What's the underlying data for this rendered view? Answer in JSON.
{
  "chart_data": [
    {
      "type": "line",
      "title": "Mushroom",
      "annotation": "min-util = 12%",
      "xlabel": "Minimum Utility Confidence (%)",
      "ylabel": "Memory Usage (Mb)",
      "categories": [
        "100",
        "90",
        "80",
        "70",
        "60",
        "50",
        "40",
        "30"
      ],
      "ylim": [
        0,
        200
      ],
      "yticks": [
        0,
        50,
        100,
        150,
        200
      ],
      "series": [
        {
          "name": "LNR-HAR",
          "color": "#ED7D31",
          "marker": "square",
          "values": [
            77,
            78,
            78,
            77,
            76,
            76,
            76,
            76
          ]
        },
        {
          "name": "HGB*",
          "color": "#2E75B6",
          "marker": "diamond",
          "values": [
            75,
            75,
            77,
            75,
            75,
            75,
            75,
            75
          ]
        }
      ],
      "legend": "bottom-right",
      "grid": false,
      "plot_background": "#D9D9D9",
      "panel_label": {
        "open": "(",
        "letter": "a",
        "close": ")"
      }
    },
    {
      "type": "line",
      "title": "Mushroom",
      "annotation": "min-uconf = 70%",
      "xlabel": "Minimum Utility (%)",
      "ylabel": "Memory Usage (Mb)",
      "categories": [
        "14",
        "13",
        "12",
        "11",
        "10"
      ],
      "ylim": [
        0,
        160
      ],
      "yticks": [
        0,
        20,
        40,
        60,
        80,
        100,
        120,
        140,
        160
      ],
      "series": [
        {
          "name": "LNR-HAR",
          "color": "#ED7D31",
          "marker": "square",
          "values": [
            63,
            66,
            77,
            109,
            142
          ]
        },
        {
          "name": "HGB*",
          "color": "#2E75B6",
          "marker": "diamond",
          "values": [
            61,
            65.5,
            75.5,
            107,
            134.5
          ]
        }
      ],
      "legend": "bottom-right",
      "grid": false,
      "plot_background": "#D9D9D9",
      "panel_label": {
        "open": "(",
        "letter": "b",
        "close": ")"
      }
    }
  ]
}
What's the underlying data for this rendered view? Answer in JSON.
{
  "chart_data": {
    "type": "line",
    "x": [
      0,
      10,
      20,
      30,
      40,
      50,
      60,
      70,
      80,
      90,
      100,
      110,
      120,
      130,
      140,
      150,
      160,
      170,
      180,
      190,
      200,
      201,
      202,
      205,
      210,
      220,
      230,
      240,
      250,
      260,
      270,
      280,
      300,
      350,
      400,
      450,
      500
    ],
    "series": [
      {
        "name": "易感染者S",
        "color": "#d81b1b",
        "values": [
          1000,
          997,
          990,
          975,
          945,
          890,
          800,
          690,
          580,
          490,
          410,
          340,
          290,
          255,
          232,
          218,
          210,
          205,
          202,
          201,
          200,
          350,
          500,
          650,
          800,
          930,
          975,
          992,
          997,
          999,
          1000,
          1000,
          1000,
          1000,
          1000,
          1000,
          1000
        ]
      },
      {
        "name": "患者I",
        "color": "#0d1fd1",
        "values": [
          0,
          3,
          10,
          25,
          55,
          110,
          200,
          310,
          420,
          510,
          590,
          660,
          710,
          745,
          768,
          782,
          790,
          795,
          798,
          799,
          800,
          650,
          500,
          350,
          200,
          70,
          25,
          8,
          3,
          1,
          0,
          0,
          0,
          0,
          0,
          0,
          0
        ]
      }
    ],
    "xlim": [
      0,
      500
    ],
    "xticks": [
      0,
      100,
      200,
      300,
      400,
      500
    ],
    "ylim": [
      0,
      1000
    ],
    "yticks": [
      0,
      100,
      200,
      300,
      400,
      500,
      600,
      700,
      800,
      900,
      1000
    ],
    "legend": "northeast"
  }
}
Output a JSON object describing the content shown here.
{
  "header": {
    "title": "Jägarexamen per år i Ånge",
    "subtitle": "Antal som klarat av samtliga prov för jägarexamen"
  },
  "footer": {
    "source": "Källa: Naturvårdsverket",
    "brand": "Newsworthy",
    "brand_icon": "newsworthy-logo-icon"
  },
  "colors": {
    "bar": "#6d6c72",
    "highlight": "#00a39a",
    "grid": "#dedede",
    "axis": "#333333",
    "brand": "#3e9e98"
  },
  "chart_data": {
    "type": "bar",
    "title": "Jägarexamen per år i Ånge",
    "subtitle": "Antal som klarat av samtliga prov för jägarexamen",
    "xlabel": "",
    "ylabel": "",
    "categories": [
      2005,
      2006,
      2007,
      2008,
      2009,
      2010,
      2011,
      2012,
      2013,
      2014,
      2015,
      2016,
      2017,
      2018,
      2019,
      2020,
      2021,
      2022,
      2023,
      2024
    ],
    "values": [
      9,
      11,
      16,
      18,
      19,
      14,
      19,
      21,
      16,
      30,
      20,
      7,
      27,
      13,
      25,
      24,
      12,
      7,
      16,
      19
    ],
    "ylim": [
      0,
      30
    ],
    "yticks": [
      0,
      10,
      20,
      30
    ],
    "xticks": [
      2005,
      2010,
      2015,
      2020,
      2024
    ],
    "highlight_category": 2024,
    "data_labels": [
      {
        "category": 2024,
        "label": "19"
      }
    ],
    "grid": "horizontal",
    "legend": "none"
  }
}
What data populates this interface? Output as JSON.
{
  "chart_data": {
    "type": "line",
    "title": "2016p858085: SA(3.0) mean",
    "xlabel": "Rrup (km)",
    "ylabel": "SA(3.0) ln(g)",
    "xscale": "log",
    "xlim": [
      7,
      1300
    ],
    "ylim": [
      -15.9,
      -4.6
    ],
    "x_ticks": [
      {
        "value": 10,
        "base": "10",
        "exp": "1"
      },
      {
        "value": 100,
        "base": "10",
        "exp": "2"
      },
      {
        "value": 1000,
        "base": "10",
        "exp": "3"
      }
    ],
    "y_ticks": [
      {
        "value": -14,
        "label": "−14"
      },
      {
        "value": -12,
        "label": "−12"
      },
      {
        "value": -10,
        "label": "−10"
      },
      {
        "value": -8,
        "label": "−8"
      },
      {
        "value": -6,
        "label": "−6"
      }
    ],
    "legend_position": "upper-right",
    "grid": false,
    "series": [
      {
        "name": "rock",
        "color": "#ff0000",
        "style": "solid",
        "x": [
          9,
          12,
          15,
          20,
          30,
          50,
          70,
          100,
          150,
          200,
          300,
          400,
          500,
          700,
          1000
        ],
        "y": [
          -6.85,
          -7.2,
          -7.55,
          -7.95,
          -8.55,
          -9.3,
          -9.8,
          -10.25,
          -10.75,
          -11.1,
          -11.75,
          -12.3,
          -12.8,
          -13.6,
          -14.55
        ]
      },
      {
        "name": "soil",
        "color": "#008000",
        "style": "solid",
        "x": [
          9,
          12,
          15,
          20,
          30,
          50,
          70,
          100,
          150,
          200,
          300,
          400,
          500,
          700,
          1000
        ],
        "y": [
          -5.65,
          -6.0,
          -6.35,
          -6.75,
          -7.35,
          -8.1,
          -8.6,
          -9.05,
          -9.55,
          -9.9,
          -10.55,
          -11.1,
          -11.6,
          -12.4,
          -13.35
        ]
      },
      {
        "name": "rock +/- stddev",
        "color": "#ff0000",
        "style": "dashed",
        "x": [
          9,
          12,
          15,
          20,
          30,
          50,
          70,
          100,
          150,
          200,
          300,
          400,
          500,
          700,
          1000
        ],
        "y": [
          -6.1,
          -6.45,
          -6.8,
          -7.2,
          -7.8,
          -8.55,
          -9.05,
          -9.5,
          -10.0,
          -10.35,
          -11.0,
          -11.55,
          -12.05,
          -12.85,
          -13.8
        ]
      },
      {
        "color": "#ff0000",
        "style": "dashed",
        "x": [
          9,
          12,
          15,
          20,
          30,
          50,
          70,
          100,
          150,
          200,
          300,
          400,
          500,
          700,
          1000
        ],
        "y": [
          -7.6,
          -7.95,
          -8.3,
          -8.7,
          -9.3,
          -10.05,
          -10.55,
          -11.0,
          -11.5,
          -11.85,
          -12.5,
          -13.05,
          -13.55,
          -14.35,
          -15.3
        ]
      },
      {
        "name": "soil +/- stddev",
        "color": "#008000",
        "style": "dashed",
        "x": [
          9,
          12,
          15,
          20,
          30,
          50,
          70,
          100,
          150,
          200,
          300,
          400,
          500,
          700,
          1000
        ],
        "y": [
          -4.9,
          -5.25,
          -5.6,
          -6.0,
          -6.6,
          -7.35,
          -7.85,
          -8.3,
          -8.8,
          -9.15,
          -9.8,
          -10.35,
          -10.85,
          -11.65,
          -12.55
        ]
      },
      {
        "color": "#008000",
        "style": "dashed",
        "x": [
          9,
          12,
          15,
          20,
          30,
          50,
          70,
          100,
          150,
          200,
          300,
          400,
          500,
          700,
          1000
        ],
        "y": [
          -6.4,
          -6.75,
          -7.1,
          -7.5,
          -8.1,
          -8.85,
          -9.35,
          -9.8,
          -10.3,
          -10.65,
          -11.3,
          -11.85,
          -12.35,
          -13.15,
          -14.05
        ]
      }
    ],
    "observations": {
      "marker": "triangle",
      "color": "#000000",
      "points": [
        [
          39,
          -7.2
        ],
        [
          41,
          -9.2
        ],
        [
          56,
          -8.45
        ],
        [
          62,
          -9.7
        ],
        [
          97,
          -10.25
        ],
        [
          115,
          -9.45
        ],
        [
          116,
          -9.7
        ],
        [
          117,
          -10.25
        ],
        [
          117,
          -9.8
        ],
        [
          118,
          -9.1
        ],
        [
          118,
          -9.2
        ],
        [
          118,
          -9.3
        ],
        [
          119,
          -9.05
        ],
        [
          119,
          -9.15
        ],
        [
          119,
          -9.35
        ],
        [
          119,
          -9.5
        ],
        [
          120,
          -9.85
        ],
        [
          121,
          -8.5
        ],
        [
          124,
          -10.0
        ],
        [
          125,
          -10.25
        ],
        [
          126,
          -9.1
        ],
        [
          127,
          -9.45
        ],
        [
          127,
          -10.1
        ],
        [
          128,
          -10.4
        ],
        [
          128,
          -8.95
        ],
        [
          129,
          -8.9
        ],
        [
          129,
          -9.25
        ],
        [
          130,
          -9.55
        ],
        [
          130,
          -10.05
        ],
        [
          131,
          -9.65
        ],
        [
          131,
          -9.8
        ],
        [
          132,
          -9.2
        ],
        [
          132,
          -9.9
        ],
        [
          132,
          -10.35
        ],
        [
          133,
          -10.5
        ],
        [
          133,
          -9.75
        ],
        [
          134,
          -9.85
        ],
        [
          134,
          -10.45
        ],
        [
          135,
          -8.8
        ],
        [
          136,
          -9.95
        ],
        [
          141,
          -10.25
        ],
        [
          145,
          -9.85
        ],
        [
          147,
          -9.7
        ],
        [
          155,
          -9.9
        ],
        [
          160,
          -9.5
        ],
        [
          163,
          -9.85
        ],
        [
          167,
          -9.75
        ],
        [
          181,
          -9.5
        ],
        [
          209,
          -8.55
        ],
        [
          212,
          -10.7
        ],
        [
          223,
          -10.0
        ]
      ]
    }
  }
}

------------------------------------------------------------------------

**What this task involves:**
Find and copy each line above that includes the string "prov".

**Exercise result:**
    "subtitle": "Antal som klarat av samtliga prov för jägarexamen"
    "subtitle": "Antal som klarat av samtliga prov för jägarexamen",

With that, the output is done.